(Collected data entries)
>> start

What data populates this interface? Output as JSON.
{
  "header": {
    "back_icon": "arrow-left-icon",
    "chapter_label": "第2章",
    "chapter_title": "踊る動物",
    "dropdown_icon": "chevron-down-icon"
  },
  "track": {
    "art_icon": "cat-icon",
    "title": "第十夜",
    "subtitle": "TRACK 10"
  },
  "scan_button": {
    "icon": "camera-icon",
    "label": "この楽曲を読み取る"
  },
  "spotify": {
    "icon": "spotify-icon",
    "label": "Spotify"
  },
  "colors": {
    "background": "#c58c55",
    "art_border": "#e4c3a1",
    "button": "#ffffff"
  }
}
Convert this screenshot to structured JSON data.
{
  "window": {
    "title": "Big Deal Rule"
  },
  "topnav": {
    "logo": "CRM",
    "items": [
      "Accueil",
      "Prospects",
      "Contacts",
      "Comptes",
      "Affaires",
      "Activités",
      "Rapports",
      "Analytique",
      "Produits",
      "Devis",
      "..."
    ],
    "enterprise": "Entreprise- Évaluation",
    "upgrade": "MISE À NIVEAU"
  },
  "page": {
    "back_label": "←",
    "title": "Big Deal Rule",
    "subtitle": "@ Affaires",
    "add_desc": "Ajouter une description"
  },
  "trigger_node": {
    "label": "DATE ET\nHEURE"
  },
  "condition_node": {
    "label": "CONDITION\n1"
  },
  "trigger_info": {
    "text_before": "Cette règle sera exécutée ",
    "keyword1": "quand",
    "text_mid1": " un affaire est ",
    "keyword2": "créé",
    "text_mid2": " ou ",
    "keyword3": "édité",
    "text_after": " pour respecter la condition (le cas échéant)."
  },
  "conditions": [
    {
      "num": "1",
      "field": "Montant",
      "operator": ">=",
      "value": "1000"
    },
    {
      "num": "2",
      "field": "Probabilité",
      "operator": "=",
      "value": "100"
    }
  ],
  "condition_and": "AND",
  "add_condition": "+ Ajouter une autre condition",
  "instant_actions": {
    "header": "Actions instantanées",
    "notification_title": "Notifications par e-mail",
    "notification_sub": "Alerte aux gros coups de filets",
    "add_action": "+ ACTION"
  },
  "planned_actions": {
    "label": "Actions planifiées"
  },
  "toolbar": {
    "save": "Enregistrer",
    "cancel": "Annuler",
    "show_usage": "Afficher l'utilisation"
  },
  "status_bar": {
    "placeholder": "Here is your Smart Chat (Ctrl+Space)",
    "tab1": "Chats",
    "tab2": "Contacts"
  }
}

>> end

DIRECTIVE ▸
Extract each line from the listing that holds the word "Rule".

EXERCISE ANSWER ▸
    "title": "Big Deal Rule"
    "title": "Big Deal Rule",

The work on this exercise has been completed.